> _Directions for this task_: Convert the records below into a JSON list of strings, one string per line, with blank lines skipped. Leave the pictures out.

Stored data

────────────────

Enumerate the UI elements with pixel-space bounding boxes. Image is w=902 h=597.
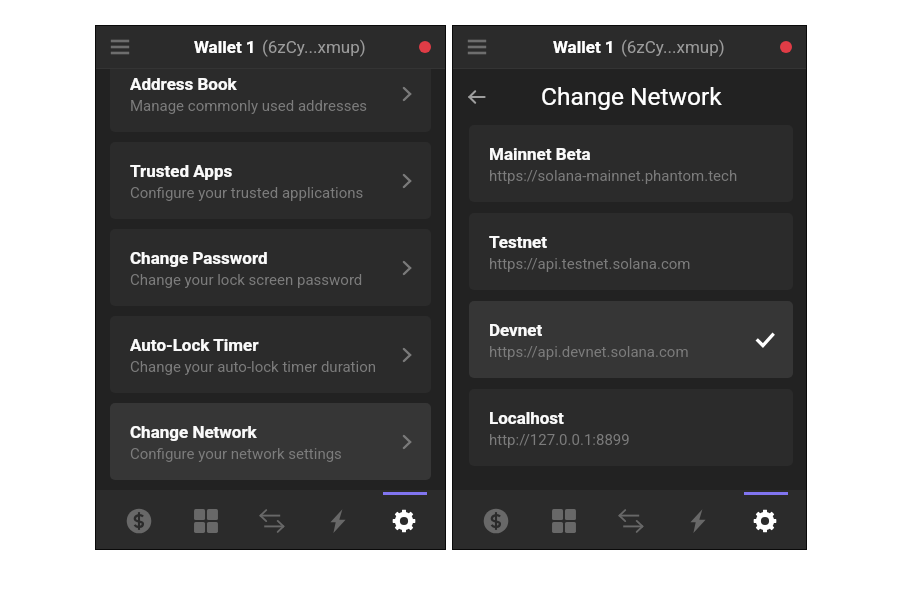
staticText: (6zCy...xmup) — [621, 37, 725, 57]
button[interactable]: Back — [461, 81, 493, 113]
staticText: Change Network — [130, 422, 257, 442]
button[interactable]: Activity — [664, 490, 731, 549]
button[interactable]: Menu — [103, 30, 137, 64]
button[interactable]: Localhost — [469, 389, 793, 466]
staticText: Change your lock screen password — [130, 271, 363, 289]
staticText: Localhost — [489, 408, 564, 428]
staticText: Manage commonly used addresses — [130, 97, 368, 115]
staticText: Trusted Apps — [130, 161, 233, 181]
button[interactable]: Swap — [597, 490, 664, 549]
button[interactable]: Testnet — [469, 213, 793, 290]
button[interactable]: Activity — [305, 490, 371, 549]
button[interactable]: Auto-Lock Timer — [110, 316, 431, 393]
button[interactable]: Settings — [371, 490, 437, 549]
button[interactable]: Tokens — [462, 490, 530, 549]
staticText: https://api.devnet.solana.com — [489, 343, 689, 361]
staticText: http://127.0.0.1:8899 — [489, 431, 630, 449]
button[interactable]: Settings — [731, 490, 798, 549]
staticText: Devnet — [489, 320, 543, 340]
staticText: Change Password — [130, 248, 268, 268]
staticText: Wallet 1 — [194, 37, 256, 57]
staticText: (6zCy...xmup) — [262, 37, 366, 57]
button[interactable]: Change Password — [110, 229, 431, 306]
button[interactable]: Mainnet Beta — [469, 125, 793, 202]
staticText: Testnet — [489, 232, 547, 252]
staticText: Auto-Lock Timer — [130, 335, 259, 355]
button[interactable]: Address Book — [110, 69, 431, 132]
button[interactable]: Devnet — [469, 301, 793, 378]
button[interactable]: Swap — [239, 490, 305, 549]
button[interactable]: Tokens — [105, 490, 172, 549]
staticText: Change your auto-lock timer duration — [130, 358, 376, 376]
staticText: Configure your network settings — [130, 445, 342, 463]
staticText: https://solana-mainnet.phantom.tech — [489, 167, 738, 185]
staticText: Mainnet Beta — [489, 144, 591, 164]
staticText: Address Book — [130, 74, 237, 94]
button[interactable]: Change Network — [110, 403, 431, 480]
button[interactable]: Collectibles — [172, 490, 239, 549]
staticText: Change Network — [541, 82, 722, 111]
button[interactable]: Trusted Apps — [110, 142, 431, 219]
button[interactable]: Collectibles — [530, 490, 597, 549]
staticText: Configure your trusted applications — [130, 184, 364, 202]
staticText: https://api.testnet.solana.com — [489, 255, 691, 273]
staticText: Wallet 1 — [553, 37, 615, 57]
button[interactable]: Menu — [460, 30, 494, 64]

────────────────

> _Right answer_:
[
  "Enumerate the UI elements with pixel-space bounding boxes. Image is w=902 h=597.",
  "staticText: (6zCy...xmup) — [621, 37, 725, 57]",
  "button[interactable]: Back — [461, 81, 493, 113]",
  "staticText: Change Network — [130, 422, 257, 442]",
  "button[interactable]: Activity — [664, 490, 731, 549]",
  "button[interactable]: Menu — [103, 30, 137, 64]",
  "button[interactable]: Localhost — [469, 389, 793, 466]",
  "staticText: Change your lock screen password — [130, 271, 363, 289]",
  "staticText: Localhost — [489, 408, 564, 428]",
  "staticText: Manage commonly used addresses — [130, 97, 368, 115]",
  "staticText: Trusted Apps — [130, 161, 233, 181]",
  "button[interactable]: Swap — [597, 490, 664, 549]",
  "button[interactable]: Testnet — [469, 213, 793, 290]",
  "button[interactable]: Activity — [305, 490, 371, 549]",
  "button[interactable]: Auto-Lock Timer — [110, 316, 431, 393]",
  "button[interactable]: Settings — [371, 490, 437, 549]",
  "button[interactable]: Tokens — [462, 490, 530, 549]",
  "staticText: https://api.devnet.solana.com — [489, 343, 689, 361]",
  "staticText: http://127.0.0.1:8899 — [489, 431, 630, 449]",
  "button[interactable]: Settings — [731, 490, 798, 549]",
  "staticText: Devnet — [489, 320, 543, 340]",
  "staticText: Change Password — [130, 248, 268, 268]",
  "staticText: Wallet 1 — [194, 37, 256, 57]",
  "staticText: (6zCy...xmup) — [262, 37, 366, 57]",
  "button[interactable]: Change Password — [110, 229, 431, 306]",
  "button[interactable]: Mainnet Beta — [469, 125, 793, 202]",
  "staticText: Testnet — [489, 232, 547, 252]",
  "staticText: Auto-Lock Timer — [130, 335, 259, 355]",
  "button[interactable]: Address Book — [110, 69, 431, 132]",
  "button[interactable]: Devnet — [469, 301, 793, 378]",
  "button[interactable]: Swap — [239, 490, 305, 549]",
  "button[interactable]: Tokens — [105, 490, 172, 549]",
  "staticText: Change your auto-lock timer duration — [130, 358, 376, 376]",
  "staticText: Configure your network settings — [130, 445, 342, 463]",
  "staticText: https://solana-mainnet.phantom.tech — [489, 167, 738, 185]",
  "staticText: Mainnet Beta — [489, 144, 591, 164]",
  "staticText: Address Book — [130, 74, 237, 94]",
  "button[interactable]: Change Network — [110, 403, 431, 480]",
  "button[interactable]: Collectibles — [172, 490, 239, 549]",
  "staticText: Change Network — [541, 82, 722, 111]",
  "button[interactable]: Trusted Apps — [110, 142, 431, 219]",
  "button[interactable]: Collectibles — [530, 490, 597, 549]",
  "staticText: Configure your trusted applications — [130, 184, 364, 202]",
  "staticText: https://api.testnet.solana.com — [489, 255, 691, 273]",
  "staticText: Wallet 1 — [553, 37, 615, 57]",
  "button[interactable]: Menu — [460, 30, 494, 64]"
]